Data shown |
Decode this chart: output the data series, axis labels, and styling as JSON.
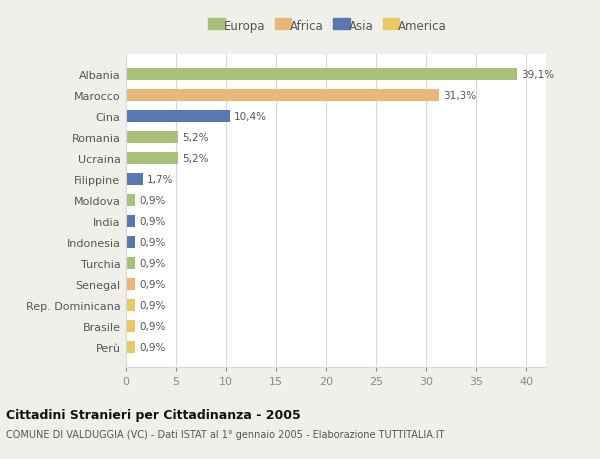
{
  "categories": [
    "Albania",
    "Marocco",
    "Cina",
    "Romania",
    "Ucraina",
    "Filippine",
    "Moldova",
    "India",
    "Indonesia",
    "Turchia",
    "Senegal",
    "Rep. Dominicana",
    "Brasile",
    "Perù"
  ],
  "values": [
    39.1,
    31.3,
    10.4,
    5.2,
    5.2,
    1.7,
    0.9,
    0.9,
    0.9,
    0.9,
    0.9,
    0.9,
    0.9,
    0.9
  ],
  "labels": [
    "39,1%",
    "31,3%",
    "10,4%",
    "5,2%",
    "5,2%",
    "1,7%",
    "0,9%",
    "0,9%",
    "0,9%",
    "0,9%",
    "0,9%",
    "0,9%",
    "0,9%",
    "0,9%"
  ],
  "colors": [
    "#a8c07a",
    "#e8b87a",
    "#5878b0",
    "#a8c07a",
    "#a8c07a",
    "#5878b0",
    "#a8c07a",
    "#5878b0",
    "#5878b0",
    "#a8c07a",
    "#e8b87a",
    "#e8c860",
    "#e8c860",
    "#e8c860"
  ],
  "legend_labels": [
    "Europa",
    "Africa",
    "Asia",
    "America"
  ],
  "legend_colors": [
    "#a8c07a",
    "#e8b87a",
    "#5878b0",
    "#e8c860"
  ],
  "title": "Cittadini Stranieri per Cittadinanza - 2005",
  "subtitle": "COMUNE DI VALDUGGIA (VC) - Dati ISTAT al 1° gennaio 2005 - Elaborazione TUTTITALIA.IT",
  "xlim": [
    0,
    42
  ],
  "xticks": [
    0,
    5,
    10,
    15,
    20,
    25,
    30,
    35,
    40
  ],
  "background_color": "#f0f0eb",
  "plot_bg_color": "#ffffff",
  "grid_color": "#d8d8d8",
  "bar_height": 0.55
}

The request | Give all the entries again exactly, dropping each picture.

Task output |
Decode this chart: output the data series, axis labels, and styling as JSON.
{
  "categories": [
    "Albania",
    "Marocco",
    "Cina",
    "Romania",
    "Ucraina",
    "Filippine",
    "Moldova",
    "India",
    "Indonesia",
    "Turchia",
    "Senegal",
    "Rep. Dominicana",
    "Brasile",
    "Perù"
  ],
  "values": [
    39.1,
    31.3,
    10.4,
    5.2,
    5.2,
    1.7,
    0.9,
    0.9,
    0.9,
    0.9,
    0.9,
    0.9,
    0.9,
    0.9
  ],
  "labels": [
    "39,1%",
    "31,3%",
    "10,4%",
    "5,2%",
    "5,2%",
    "1,7%",
    "0,9%",
    "0,9%",
    "0,9%",
    "0,9%",
    "0,9%",
    "0,9%",
    "0,9%",
    "0,9%"
  ],
  "colors": [
    "#a8c07a",
    "#e8b87a",
    "#5878b0",
    "#a8c07a",
    "#a8c07a",
    "#5878b0",
    "#a8c07a",
    "#5878b0",
    "#5878b0",
    "#a8c07a",
    "#e8b87a",
    "#e8c860",
    "#e8c860",
    "#e8c860"
  ],
  "legend_labels": [
    "Europa",
    "Africa",
    "Asia",
    "America"
  ],
  "legend_colors": [
    "#a8c07a",
    "#e8b87a",
    "#5878b0",
    "#e8c860"
  ],
  "title": "Cittadini Stranieri per Cittadinanza - 2005",
  "subtitle": "COMUNE DI VALDUGGIA (VC) - Dati ISTAT al 1° gennaio 2005 - Elaborazione TUTTITALIA.IT",
  "xlim": [
    0,
    42
  ],
  "xticks": [
    0,
    5,
    10,
    15,
    20,
    25,
    30,
    35,
    40
  ],
  "background_color": "#f0f0eb",
  "plot_bg_color": "#ffffff",
  "grid_color": "#d8d8d8",
  "bar_height": 0.55
}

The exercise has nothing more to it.